DATA LISTING:
** begin **

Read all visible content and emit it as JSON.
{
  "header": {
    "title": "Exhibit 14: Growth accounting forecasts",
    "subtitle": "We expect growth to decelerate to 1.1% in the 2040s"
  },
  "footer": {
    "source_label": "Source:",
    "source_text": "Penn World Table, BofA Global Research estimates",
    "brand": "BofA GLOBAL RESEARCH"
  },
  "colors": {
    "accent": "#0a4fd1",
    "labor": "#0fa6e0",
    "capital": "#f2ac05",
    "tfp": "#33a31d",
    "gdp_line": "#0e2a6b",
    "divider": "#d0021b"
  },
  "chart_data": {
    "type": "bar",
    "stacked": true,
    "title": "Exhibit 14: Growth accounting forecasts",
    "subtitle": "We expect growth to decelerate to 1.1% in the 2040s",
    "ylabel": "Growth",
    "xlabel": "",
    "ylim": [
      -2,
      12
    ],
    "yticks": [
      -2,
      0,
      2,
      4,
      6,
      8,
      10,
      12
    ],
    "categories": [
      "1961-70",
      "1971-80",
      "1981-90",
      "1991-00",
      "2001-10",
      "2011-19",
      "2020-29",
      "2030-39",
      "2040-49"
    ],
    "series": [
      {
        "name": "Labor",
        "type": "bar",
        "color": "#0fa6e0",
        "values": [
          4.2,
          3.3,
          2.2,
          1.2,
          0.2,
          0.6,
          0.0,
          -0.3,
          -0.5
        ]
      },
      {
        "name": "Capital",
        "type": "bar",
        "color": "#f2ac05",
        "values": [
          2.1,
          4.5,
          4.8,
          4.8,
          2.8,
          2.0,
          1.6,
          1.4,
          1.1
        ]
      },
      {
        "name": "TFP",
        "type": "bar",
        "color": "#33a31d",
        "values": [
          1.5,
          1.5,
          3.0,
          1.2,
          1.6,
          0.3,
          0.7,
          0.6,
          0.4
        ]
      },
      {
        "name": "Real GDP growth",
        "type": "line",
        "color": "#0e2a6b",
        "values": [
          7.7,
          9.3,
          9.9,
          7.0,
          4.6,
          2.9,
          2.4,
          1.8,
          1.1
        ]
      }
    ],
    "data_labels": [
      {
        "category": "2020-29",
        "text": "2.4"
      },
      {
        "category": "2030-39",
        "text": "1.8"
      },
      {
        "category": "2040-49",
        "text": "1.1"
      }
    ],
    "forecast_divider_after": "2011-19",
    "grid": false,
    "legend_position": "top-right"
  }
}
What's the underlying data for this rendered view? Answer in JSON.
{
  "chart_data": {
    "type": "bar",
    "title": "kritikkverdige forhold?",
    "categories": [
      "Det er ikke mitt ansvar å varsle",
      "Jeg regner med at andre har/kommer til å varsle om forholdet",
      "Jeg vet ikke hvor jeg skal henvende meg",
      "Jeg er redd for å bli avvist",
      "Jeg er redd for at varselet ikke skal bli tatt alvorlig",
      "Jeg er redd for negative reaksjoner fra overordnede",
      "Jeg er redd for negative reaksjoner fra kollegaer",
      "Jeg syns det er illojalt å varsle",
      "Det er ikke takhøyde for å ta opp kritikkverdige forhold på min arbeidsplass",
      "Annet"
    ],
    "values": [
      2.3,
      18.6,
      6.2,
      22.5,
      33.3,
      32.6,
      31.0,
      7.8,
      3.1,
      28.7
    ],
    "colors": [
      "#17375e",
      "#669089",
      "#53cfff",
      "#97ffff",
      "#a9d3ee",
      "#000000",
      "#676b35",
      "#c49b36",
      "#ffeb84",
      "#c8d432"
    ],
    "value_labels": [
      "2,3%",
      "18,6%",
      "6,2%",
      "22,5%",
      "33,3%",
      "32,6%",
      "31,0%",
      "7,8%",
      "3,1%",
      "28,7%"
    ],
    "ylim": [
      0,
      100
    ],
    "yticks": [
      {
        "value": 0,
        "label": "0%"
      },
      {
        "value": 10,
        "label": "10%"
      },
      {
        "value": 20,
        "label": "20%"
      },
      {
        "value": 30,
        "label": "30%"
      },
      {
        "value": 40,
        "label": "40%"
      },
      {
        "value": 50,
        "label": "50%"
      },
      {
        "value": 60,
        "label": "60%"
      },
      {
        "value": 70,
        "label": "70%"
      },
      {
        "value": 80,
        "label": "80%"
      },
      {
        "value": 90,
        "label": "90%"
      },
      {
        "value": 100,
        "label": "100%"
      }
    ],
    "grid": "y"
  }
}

** end **

REQUEST:
State how many lines of the listing include "kritikkverdige", and nothing more.

SOLUTION FOR THIS EXERCISE:
2